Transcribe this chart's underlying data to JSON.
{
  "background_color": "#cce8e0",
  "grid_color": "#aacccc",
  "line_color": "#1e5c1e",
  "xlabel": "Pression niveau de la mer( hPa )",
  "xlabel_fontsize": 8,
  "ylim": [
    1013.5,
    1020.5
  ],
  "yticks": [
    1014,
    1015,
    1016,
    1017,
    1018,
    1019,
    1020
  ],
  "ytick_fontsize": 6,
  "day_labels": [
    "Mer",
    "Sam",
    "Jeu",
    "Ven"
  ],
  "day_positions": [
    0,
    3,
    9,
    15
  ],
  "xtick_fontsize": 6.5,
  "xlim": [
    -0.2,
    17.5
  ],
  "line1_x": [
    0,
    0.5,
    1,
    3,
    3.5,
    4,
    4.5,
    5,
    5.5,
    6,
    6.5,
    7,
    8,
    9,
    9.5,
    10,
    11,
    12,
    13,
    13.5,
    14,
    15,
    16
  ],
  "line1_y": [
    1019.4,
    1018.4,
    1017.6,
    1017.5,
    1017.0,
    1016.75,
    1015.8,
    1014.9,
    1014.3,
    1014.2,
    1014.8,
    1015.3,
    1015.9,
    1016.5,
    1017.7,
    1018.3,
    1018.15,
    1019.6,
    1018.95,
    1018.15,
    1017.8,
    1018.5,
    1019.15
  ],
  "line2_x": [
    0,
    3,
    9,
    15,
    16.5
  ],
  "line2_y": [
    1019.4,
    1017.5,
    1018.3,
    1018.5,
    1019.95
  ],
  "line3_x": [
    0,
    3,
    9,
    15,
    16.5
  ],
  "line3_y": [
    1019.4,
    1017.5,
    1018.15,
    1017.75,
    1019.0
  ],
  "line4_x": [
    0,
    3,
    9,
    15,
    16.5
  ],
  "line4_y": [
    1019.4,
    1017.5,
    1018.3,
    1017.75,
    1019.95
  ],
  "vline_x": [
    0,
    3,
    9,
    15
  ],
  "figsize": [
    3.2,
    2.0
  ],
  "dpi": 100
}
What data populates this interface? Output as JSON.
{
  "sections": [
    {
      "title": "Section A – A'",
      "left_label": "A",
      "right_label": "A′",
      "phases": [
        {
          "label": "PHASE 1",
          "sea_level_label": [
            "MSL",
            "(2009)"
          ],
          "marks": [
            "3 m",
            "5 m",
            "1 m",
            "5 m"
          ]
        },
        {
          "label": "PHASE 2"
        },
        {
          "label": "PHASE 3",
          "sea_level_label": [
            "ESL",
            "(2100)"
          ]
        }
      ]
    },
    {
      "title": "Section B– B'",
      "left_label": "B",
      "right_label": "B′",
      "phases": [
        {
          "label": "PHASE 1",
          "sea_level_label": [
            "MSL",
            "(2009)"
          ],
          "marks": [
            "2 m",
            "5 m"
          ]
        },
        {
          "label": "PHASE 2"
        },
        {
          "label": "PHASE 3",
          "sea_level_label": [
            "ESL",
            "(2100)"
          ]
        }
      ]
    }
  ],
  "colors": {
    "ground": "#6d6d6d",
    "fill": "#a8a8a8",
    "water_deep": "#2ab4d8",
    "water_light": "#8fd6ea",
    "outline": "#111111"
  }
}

• Directions for this task:
Scan the material above for the string "data" and return the lines that hold it.

• Response for this exercise:
Transcribe this chart's underlying data to JSON.
What data populates this interface? Output as JSON.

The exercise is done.